* BEGIN DATASET CONTENT *
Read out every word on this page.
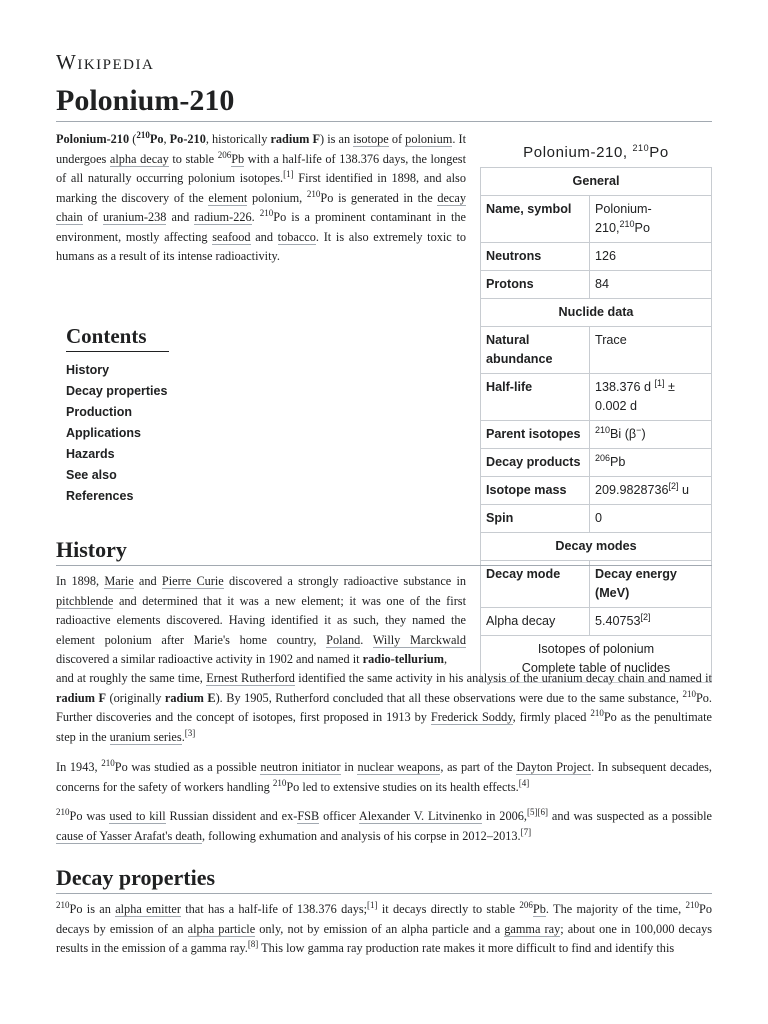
Wikipedia
Polonium-210

Polonium-210 ($^{210}$Po, Po-210, historically radium F) is an isotope of polonium. It undergoes alpha decay to stable $^{206}$Pb with a half-life of 138.376 days, the longest of all naturally occurring polonium isotopes.[1] First identified in 1898, and also marking the discovery of the element polonium, $^{210}$Po is generated in the decay chain of uranium-238 and radium-226. $^{210}$Po is a prominent contaminant in the environment, mostly affecting seafood and tobacco. It is also extremely toxic to humans as a result of its intense radioactivity.

Contents
History
Decay properties
Production
Applications
Hazards
See also
References
Polonium-210, $^{210}$Po
General	
Name, symbol	Polonium-210,$^{210}$Po
Neutrons	126
Protons	84
Nuclide data	
Natural abundance	Trace
Half-life	138.376 d [1] ± 0.002 d
Parent isotopes	$^{210}$Bi (β−)
Decay products	$^{206}$Pb
Isotope mass	209.9828736[2] u
Spin	0
Decay modes	
Decay mode	Decay energy (MeV)
Alpha decay	5.40753[2]

Isotopes of polonium
Complete table of nuclides	
History

In 1898, Marie and Pierre Curie discovered a strongly radioactive substance in pitchblende and determined that it was a new element; it was one of the first radioactive elements discovered. Having identified it as such, they named the element polonium after Marie's home country, Poland. Willy Marckwald discovered a similar radioactive activity in 1902 and named it radio-tellurium,

and at roughly the same time, Ernest Rutherford identified the same activity in his analysis of the uranium decay chain and named it radium F (originally radium E). By 1905, Rutherford concluded that all these observations were due to the same substance, $^{210}$Po. Further discoveries and the concept of isotopes, first proposed in 1913 by Frederick Soddy, firmly placed $^{210}$Po as the penultimate step in the uranium series.[3]

In 1943, $^{210}$Po was studied as a possible neutron initiator in nuclear weapons, as part of the Dayton Project. In subsequent decades, concerns for the safety of workers handling $^{210}$Po led to extensive studies on its health effects.[4]

$^{210}$Po was used to kill Russian dissident and ex-FSB officer Alexander V. Litvinenko in 2006,[5][6] and was suspected as a possible cause of Yasser Arafat's death, following exhumation and analysis of his corpse in 2012–2013.[7]

Decay properties

$^{210}$Po is an alpha emitter that has a half-life of 138.376 days;[1] it decays directly to stable $^{206}$Pb. The majority of the time, $^{210}$Po decays by emission of an alpha particle only, not by emission of an alpha particle and a gamma ray; about one in 100,000 decays results in the emission of a gamma ray.[8] This low gamma ray production rate makes it more difficult to find and identify this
* END DATASET CONTENT *
> **GOAL**: Repeat the lines above exactly, and keep every picture out.

> **FINAL RESULT**:
Read out every word on this page.
Wikipedia
Polonium-210

Polonium-210 ($^{210}$Po, Po-210, historically radium F) is an isotope of polonium. It undergoes alpha decay to stable $^{206}$Pb with a half-life of 138.376 days, the longest of all naturally occurring polonium isotopes.[1] First identified in 1898, and also marking the discovery of the element polonium, $^{210}$Po is generated in the decay chain of uranium-238 and radium-226. $^{210}$Po is a prominent contaminant in the environment, mostly affecting seafood and tobacco. It is also extremely toxic to humans as a result of its intense radioactivity.

Contents
History
Decay properties
Production
Applications
Hazards
See also
References
Polonium-210, $^{210}$Po
General	
Name, symbol	Polonium-210,$^{210}$Po
Neutrons	126
Protons	84
Nuclide data	
Natural abundance	Trace
Half-life	138.376 d [1] ± 0.002 d
Parent isotopes	$^{210}$Bi (β−)
Decay products	$^{206}$Pb
Isotope mass	209.9828736[2] u
Spin	0
Decay modes	
Decay mode	Decay energy (MeV)
Alpha decay	5.40753[2]

Isotopes of polonium
Complete table of nuclides	
History

In 1898, Marie and Pierre Curie discovered a strongly radioactive substance in pitchblende and determined that it was a new element; it was one of the first radioactive elements discovered. Having identified it as such, they named the element polonium after Marie's home country, Poland. Willy Marckwald discovered a similar radioactive activity in 1902 and named it radio-tellurium,

and at roughly the same time, Ernest Rutherford identified the same activity in his analysis of the uranium decay chain and named it radium F (originally radium E). By 1905, Rutherford concluded that all these observations were due to the same substance, $^{210}$Po. Further discoveries and the concept of isotopes, first proposed in 1913 by Frederick Soddy, firmly placed $^{210}$Po as the penultimate step in the uranium series.[3]

In 1943, $^{210}$Po was studied as a possible neutron initiator in nuclear weapons, as part of the Dayton Project. In subsequent decades, concerns for the safety of workers handling $^{210}$Po led to extensive studies on its health effects.[4]

$^{210}$Po was used to kill Russian dissident and ex-FSB officer Alexander V. Litvinenko in 2006,[5][6] and was suspected as a possible cause of Yasser Arafat's death, following exhumation and analysis of his corpse in 2012–2013.[7]

Decay properties

$^{210}$Po is an alpha emitter that has a half-life of 138.376 days;[1] it decays directly to stable $^{206}$Pb. The majority of the time, $^{210}$Po decays by emission of an alpha particle only, not by emission of an alpha particle and a gamma ray; about one in 100,000 decays results in the emission of a gamma ray.[8] This low gamma ray production rate makes it more difficult to find and identify this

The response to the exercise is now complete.